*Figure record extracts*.
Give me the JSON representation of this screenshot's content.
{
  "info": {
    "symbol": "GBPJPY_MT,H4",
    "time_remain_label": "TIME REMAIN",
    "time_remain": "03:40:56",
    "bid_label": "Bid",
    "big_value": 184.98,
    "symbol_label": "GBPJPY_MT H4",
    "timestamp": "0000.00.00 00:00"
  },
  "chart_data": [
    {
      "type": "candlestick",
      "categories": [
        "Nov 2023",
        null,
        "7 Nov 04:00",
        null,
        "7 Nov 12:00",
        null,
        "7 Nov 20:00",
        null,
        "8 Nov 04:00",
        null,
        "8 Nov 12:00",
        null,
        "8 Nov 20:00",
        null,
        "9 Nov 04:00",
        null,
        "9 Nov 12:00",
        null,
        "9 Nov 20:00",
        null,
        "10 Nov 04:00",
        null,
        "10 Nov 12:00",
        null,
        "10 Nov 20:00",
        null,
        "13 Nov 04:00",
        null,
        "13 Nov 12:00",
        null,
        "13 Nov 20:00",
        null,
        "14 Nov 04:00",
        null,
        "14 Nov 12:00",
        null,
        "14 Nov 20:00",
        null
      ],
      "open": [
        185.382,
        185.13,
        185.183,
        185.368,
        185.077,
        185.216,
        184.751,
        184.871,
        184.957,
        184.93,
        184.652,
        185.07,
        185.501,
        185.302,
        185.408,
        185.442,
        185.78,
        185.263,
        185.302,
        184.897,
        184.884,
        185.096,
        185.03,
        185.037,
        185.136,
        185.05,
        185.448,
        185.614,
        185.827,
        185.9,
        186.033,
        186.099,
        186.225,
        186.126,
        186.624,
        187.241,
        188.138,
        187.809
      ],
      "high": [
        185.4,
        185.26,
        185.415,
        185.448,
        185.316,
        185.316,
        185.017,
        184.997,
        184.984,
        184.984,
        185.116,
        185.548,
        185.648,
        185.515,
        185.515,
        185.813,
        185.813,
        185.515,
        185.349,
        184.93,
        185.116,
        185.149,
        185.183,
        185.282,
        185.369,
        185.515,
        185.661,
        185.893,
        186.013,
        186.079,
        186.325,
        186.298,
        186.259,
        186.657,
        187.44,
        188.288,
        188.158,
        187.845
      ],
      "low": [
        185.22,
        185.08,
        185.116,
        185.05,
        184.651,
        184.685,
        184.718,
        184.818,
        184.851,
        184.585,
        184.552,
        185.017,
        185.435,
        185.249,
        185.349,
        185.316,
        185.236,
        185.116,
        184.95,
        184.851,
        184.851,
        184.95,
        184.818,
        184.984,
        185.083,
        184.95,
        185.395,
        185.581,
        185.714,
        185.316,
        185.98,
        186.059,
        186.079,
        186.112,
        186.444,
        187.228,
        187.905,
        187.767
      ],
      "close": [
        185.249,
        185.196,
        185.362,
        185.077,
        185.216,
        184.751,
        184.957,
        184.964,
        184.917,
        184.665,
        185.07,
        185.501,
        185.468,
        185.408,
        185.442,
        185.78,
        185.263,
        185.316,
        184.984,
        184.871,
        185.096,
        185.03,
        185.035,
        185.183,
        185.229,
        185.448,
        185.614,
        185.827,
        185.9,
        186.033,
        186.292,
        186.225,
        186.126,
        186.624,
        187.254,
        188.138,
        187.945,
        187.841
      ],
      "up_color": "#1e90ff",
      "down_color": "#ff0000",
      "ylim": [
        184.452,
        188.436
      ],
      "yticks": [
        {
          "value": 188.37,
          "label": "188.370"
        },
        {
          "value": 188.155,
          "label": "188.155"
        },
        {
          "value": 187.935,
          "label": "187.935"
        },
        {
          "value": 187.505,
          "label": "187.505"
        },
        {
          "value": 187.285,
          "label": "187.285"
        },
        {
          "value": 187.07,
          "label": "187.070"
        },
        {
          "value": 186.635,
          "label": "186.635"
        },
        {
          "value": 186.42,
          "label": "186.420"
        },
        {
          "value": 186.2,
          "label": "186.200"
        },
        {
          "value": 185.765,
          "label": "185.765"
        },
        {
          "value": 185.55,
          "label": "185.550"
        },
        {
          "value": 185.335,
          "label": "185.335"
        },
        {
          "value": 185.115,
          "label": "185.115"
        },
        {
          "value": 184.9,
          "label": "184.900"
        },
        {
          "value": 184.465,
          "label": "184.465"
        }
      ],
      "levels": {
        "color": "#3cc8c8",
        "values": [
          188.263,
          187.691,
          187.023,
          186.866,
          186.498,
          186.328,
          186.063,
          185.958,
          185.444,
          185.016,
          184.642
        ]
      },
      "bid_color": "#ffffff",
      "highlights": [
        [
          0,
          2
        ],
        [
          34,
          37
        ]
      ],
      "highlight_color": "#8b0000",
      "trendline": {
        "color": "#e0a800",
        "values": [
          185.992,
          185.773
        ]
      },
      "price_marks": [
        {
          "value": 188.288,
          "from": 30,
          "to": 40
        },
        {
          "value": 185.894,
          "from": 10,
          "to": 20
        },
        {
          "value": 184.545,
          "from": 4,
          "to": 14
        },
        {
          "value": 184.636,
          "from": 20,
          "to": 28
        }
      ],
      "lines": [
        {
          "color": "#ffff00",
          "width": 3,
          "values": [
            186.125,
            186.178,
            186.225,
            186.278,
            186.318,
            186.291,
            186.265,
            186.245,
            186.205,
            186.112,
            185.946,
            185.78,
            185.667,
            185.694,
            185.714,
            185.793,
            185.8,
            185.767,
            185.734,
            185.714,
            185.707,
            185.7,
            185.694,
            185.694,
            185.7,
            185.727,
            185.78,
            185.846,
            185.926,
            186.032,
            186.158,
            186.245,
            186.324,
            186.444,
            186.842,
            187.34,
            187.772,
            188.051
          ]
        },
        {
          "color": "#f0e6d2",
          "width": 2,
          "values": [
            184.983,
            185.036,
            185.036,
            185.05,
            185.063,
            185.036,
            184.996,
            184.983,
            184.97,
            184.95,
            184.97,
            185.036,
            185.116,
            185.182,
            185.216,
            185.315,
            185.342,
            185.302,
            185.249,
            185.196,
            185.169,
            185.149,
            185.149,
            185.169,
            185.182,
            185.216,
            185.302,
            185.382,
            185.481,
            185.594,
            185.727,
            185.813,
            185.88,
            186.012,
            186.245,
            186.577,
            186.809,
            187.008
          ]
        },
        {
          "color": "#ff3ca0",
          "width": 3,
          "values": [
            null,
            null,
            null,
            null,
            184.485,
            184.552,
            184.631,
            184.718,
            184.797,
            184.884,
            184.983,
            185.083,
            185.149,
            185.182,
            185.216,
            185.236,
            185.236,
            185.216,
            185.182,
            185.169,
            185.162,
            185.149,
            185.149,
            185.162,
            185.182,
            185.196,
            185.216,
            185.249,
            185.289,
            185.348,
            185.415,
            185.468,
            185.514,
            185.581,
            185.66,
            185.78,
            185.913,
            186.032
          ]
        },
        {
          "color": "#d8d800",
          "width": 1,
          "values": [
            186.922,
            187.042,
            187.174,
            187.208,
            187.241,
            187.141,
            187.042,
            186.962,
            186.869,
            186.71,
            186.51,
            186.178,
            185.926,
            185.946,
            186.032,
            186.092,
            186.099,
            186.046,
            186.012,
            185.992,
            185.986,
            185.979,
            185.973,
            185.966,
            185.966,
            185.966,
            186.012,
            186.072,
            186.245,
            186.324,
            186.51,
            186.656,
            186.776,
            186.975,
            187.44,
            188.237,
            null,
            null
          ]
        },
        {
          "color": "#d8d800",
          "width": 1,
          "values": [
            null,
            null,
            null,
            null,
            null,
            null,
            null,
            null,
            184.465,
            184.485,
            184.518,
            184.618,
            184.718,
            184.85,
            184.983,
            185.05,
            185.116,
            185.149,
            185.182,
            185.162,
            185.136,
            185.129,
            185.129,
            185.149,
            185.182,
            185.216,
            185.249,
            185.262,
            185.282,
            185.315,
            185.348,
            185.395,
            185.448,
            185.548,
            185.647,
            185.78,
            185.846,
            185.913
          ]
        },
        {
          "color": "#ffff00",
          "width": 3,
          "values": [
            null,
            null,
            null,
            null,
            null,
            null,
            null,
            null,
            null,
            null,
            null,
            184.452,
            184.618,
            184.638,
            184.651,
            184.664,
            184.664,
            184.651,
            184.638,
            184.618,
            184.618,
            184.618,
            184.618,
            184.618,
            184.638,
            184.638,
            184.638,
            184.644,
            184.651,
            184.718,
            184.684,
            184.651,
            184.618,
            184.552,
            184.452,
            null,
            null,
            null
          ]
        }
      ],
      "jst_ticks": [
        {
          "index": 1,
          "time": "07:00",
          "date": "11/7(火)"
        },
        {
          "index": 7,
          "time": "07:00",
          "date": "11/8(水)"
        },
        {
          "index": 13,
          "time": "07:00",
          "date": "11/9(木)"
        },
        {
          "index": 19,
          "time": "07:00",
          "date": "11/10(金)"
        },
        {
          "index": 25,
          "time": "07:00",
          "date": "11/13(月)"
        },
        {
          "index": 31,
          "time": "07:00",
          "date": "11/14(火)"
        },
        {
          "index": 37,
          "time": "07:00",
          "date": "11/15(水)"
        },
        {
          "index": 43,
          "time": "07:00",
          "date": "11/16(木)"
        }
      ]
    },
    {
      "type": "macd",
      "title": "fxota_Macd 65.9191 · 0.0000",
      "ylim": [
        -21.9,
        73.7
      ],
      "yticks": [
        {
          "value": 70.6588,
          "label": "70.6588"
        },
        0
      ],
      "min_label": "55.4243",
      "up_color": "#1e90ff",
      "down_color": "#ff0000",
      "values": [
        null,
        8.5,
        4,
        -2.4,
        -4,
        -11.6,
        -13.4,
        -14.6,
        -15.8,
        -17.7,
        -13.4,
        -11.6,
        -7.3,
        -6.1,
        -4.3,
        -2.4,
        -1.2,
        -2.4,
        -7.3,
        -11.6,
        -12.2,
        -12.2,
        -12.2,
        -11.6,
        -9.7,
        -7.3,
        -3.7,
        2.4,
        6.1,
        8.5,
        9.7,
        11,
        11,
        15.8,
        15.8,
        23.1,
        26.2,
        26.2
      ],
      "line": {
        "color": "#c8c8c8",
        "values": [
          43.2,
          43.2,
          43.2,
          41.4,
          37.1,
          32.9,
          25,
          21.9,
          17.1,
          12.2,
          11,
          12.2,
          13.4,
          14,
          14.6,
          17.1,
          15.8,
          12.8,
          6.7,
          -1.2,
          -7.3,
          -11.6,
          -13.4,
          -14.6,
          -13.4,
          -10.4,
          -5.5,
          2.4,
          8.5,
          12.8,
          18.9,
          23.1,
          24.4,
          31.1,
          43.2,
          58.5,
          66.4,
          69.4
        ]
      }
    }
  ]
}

*What you have to do*. Look through the entries and return every line where "date" appears.

*Result of the exercise*.
          "date": "11/7(火)"
          "date": "11/8(水)"
          "date": "11/9(木)"
          "date": "11/10(金)"
          "date": "11/13(月)"
          "date": "11/14(火)"
          "date": "11/15(水)"
          "date": "11/16(木)"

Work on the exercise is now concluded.